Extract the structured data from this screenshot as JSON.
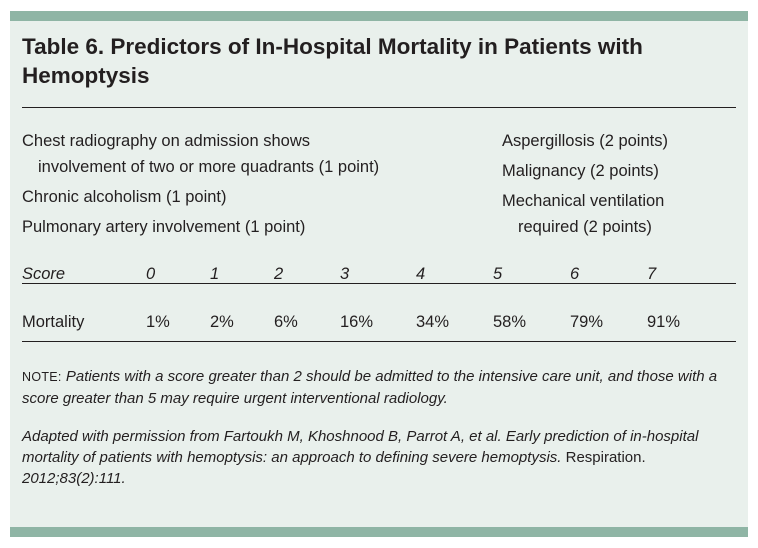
{
  "title": "Table 6. Predictors of In-Hospital Mortality in Patients with Hemoptysis",
  "criteria_left": [
    "Chest radiography on admission shows",
    "involvement of two or more quadrants (1 point)",
    "Chronic alcoholism (1 point)",
    "Pulmonary artery involvement (1 point)"
  ],
  "criteria_right": [
    "Aspergillosis (2 points)",
    "Malignancy (2 points)",
    "Mechanical ventilation",
    "required (2 points)"
  ],
  "table": {
    "score_label": "Score",
    "scores": [
      "0",
      "1",
      "2",
      "3",
      "4",
      "5",
      "6",
      "7"
    ],
    "mortality_label": "Mortality",
    "mortality": [
      "1%",
      "2%",
      "6%",
      "16%",
      "34%",
      "58%",
      "79%",
      "91%"
    ]
  },
  "note": {
    "prefix": "NOTE:",
    "text": "Patients with a score greater than 2 should be admitted to the intensive care unit, and those with a score greater than 5 may require urgent interventional radiology."
  },
  "source": {
    "text": "Adapted with permission from Fartoukh M, Khoshnood B, Parrot A, et al. Early prediction of in-hospital mortality of patients with hemoptysis: an approach to defining severe hemoptysis.",
    "journal": "Respiration.",
    "citation": "2012;83(2):111."
  }
}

--*--

> [What needs to be done]
Bring together every line in the entries that holds the string "points".

> [Expected answer]
    "Aspergillosis (2 points)",
    "Malignancy (2 points)",
    "required (2 points)"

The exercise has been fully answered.